(A block of data)
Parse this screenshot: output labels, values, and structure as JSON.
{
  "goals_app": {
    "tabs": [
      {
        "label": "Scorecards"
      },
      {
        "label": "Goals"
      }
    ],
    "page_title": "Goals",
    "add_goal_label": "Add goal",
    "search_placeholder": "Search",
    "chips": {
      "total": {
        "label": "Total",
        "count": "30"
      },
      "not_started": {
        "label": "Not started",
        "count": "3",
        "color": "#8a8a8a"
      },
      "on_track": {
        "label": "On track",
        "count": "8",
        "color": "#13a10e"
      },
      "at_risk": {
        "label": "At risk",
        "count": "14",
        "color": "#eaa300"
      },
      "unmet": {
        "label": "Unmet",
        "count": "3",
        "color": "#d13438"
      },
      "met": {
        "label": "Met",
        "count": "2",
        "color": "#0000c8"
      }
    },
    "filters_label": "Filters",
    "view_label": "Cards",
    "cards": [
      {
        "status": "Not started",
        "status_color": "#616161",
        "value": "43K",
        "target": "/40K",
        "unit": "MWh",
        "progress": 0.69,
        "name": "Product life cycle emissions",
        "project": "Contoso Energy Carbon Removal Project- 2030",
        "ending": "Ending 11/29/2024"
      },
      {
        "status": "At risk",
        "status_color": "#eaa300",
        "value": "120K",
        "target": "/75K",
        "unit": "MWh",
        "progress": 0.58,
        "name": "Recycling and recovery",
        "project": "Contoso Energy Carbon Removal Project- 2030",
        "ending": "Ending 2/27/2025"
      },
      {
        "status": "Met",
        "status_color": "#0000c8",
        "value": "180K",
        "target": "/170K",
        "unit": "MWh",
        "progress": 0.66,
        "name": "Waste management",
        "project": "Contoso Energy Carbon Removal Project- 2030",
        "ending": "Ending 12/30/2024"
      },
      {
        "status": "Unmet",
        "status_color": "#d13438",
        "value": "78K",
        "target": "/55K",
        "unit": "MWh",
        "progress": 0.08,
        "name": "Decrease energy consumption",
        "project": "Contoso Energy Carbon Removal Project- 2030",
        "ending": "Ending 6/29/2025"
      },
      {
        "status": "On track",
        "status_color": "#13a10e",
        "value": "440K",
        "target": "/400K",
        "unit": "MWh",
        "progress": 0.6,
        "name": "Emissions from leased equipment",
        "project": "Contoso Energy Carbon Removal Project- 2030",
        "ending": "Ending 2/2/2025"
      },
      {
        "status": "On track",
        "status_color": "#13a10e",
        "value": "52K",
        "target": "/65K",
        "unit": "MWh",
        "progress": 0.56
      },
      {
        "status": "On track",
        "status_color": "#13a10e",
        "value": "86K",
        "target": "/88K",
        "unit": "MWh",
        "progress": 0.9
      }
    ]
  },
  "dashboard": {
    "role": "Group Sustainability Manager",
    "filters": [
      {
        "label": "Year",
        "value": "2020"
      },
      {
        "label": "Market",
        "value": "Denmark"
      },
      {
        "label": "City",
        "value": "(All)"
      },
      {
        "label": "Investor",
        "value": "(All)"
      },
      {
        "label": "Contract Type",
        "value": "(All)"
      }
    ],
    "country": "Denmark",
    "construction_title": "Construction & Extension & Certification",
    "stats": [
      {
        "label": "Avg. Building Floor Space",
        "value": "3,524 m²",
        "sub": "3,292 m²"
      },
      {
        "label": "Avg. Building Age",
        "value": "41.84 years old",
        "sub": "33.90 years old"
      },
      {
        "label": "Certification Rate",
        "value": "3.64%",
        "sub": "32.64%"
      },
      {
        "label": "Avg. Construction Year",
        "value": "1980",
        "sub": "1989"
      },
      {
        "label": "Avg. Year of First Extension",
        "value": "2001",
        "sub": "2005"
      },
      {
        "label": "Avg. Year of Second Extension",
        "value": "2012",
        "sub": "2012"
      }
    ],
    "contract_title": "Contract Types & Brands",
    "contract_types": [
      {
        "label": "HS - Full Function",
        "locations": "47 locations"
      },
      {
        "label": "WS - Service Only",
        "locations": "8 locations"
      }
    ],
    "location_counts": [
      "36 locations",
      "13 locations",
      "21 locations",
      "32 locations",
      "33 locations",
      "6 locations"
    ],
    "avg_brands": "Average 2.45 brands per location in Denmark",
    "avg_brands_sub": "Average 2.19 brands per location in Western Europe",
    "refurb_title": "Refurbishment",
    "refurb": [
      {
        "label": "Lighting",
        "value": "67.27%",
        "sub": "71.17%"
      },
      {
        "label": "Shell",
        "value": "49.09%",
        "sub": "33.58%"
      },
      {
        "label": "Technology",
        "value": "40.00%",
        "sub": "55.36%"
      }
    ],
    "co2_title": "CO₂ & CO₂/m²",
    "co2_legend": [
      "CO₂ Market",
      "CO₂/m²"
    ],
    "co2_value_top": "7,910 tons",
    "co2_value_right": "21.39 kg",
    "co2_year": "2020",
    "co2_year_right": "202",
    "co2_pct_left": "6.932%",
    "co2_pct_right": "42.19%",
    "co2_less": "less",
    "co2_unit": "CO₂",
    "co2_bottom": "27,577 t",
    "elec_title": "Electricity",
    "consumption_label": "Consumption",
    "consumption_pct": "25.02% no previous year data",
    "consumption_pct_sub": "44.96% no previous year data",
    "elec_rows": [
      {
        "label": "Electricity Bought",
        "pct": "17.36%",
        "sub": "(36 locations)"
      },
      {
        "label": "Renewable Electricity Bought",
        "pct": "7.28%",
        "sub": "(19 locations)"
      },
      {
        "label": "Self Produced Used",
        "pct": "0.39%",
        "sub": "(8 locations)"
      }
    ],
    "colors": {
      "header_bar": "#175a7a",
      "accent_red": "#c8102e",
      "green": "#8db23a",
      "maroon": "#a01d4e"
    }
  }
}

● **REQUIREMENT**
Go over the entries above and say how many lines hold the string "previous", with no other text.

● **TASK SOLUTION**
2